>> Begin
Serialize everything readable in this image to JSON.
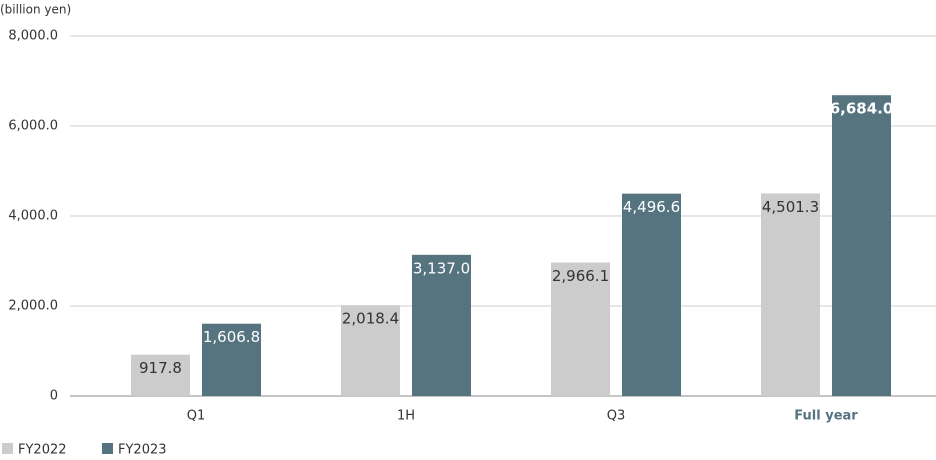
{
  "chart_data": {
    "type": "bar",
    "y_axis_label": "(billion yen)",
    "categories": [
      "Q1",
      "1H",
      "Q3",
      "Full year"
    ],
    "series": [
      {
        "name": "FY2022",
        "color": "#cccccc",
        "values": [
          917.8,
          2018.4,
          2966.1,
          4501.3
        ],
        "value_labels": [
          "917.8",
          "2,018.4",
          "2,966.1",
          "4,501.3"
        ]
      },
      {
        "name": "FY2023",
        "color": "#557480",
        "values": [
          1606.8,
          3137.0,
          4496.6,
          6684.0
        ],
        "value_labels": [
          "1,606.8",
          "3,137.0",
          "4,496.6",
          "6,684.0"
        ]
      }
    ],
    "ylim": [
      0,
      8000
    ],
    "yticks": [
      0,
      {
        "value": 2000,
        "label": "2,000.0"
      },
      {
        "value": 4000,
        "label": "4,000.0"
      },
      {
        "value": 6000,
        "label": "6,000.0"
      },
      {
        "value": 8000,
        "label": "8,000.0"
      }
    ],
    "grid": true
  }
}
>> End
■ INSTRUCTIONS FOR THE TASK
Leave out the pictures and transcribe everything else exactly.

■ TASK SOLUTION
Serialize everything readable in this image to JSON.
{
  "chart_data": {
    "type": "bar",
    "y_axis_label": "(billion yen)",
    "categories": [
      "Q1",
      "1H",
      "Q3",
      "Full year"
    ],
    "series": [
      {
        "name": "FY2022",
        "color": "#cccccc",
        "values": [
          917.8,
          2018.4,
          2966.1,
          4501.3
        ],
        "value_labels": [
          "917.8",
          "2,018.4",
          "2,966.1",
          "4,501.3"
        ]
      },
      {
        "name": "FY2023",
        "color": "#557480",
        "values": [
          1606.8,
          3137.0,
          4496.6,
          6684.0
        ],
        "value_labels": [
          "1,606.8",
          "3,137.0",
          "4,496.6",
          "6,684.0"
        ]
      }
    ],
    "ylim": [
      0,
      8000
    ],
    "yticks": [
      0,
      {
        "value": 2000,
        "label": "2,000.0"
      },
      {
        "value": 4000,
        "label": "4,000.0"
      },
      {
        "value": 6000,
        "label": "6,000.0"
      },
      {
        "value": 8000,
        "label": "8,000.0"
      }
    ],
    "grid": true
  }
}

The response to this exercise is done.